Scan the material that follows. Copy every line containing the word "ylabel".

Records that describe figures
(begin)

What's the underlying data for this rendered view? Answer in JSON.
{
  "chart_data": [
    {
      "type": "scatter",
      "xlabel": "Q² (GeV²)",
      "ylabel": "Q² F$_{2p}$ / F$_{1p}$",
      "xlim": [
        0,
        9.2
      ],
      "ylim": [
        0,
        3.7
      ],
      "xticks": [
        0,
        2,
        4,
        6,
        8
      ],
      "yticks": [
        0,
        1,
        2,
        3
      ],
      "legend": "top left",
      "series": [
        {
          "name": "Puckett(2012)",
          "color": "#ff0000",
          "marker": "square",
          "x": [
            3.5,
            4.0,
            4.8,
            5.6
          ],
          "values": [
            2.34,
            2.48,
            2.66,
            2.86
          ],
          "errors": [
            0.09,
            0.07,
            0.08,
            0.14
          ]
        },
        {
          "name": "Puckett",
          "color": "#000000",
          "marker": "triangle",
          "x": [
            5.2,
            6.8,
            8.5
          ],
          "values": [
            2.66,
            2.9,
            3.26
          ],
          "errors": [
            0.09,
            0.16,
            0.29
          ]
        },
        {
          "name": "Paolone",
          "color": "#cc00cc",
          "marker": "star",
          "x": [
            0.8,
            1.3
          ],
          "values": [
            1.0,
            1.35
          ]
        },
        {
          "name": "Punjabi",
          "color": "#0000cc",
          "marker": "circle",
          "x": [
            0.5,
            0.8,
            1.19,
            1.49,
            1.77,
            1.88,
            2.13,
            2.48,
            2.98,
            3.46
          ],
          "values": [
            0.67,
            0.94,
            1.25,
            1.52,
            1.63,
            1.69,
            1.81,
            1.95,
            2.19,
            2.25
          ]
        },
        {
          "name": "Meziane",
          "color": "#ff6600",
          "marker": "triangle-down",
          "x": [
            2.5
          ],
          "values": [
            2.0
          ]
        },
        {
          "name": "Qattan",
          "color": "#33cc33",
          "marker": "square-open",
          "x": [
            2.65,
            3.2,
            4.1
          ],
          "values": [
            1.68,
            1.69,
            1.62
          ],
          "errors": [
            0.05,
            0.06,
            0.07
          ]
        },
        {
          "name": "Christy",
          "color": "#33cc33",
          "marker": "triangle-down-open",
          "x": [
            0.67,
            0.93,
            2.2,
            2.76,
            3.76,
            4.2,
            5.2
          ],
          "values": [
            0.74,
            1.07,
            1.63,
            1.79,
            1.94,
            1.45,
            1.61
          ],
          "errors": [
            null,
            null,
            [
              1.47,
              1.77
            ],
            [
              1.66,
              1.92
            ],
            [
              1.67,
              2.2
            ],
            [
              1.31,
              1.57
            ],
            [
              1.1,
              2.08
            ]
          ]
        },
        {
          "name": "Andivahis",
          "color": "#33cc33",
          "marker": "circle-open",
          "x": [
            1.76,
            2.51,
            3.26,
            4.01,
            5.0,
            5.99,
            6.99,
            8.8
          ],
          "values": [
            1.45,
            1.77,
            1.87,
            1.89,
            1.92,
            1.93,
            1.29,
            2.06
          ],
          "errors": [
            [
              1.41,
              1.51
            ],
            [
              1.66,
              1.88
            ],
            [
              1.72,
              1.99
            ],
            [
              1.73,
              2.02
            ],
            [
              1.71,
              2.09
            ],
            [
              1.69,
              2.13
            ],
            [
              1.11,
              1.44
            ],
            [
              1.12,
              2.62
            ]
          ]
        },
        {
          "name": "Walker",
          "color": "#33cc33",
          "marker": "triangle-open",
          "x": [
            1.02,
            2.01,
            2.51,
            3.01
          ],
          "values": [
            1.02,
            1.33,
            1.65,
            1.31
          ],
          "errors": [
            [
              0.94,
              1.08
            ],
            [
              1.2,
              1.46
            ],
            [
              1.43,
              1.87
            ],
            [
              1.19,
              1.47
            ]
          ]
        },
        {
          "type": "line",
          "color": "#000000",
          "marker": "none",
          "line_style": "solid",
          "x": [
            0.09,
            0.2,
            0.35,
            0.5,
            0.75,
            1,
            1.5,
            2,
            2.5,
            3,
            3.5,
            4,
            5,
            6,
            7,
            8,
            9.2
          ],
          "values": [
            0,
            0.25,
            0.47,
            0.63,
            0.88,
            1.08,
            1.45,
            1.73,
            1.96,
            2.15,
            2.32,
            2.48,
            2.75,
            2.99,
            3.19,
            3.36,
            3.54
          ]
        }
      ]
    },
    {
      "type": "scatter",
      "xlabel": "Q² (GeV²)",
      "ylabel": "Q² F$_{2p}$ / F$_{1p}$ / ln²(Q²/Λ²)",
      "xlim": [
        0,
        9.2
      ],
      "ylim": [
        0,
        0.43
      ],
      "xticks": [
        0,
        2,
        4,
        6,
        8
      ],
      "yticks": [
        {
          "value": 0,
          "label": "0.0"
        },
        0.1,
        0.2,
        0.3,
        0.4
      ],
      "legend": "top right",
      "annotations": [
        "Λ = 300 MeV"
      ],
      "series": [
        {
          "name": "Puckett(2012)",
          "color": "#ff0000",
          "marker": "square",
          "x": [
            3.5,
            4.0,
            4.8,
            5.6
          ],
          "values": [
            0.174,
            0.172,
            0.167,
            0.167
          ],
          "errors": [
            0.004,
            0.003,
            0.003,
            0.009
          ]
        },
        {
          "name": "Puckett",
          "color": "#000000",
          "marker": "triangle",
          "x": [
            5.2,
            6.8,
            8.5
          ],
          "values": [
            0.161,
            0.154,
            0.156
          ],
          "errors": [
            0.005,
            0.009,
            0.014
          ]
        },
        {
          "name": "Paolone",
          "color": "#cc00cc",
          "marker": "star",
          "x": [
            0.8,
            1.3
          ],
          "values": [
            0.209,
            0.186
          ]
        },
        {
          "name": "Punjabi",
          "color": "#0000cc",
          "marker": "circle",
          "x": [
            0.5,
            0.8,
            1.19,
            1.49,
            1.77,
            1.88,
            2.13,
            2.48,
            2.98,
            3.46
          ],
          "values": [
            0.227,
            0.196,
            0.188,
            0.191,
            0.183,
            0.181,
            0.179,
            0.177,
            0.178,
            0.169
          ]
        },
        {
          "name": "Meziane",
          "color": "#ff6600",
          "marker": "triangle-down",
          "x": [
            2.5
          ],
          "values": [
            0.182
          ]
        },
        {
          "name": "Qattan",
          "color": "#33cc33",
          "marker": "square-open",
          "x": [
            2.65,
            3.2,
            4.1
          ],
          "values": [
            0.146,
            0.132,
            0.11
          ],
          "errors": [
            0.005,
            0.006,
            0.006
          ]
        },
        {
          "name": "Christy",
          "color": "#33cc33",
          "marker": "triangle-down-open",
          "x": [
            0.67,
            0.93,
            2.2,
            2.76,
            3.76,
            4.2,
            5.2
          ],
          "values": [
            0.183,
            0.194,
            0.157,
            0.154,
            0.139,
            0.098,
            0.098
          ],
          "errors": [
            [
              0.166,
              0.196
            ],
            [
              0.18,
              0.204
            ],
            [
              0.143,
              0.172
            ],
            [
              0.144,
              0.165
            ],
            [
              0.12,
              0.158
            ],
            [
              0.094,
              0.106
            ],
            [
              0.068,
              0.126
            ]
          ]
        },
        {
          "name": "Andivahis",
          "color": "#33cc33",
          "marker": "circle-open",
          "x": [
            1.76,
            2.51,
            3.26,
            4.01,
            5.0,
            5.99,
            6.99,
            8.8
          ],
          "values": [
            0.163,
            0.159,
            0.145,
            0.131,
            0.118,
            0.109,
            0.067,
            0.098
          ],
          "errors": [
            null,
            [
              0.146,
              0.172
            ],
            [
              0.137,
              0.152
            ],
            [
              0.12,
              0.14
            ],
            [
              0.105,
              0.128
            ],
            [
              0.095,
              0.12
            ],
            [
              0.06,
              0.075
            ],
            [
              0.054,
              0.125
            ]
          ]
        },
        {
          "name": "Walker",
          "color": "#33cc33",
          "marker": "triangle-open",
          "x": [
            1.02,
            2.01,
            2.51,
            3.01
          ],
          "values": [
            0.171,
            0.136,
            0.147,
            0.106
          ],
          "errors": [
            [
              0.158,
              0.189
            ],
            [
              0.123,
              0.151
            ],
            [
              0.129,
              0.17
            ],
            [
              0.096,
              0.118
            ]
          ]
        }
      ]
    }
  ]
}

(end)

→ ANSWER TO THE PROBLEM:
      "ylabel": "Q² F$_{2p}$ / F$_{1p}$",
      "ylabel": "Q² F$_{2p}$ / F$_{1p}$ / ln²(Q²/Λ²)",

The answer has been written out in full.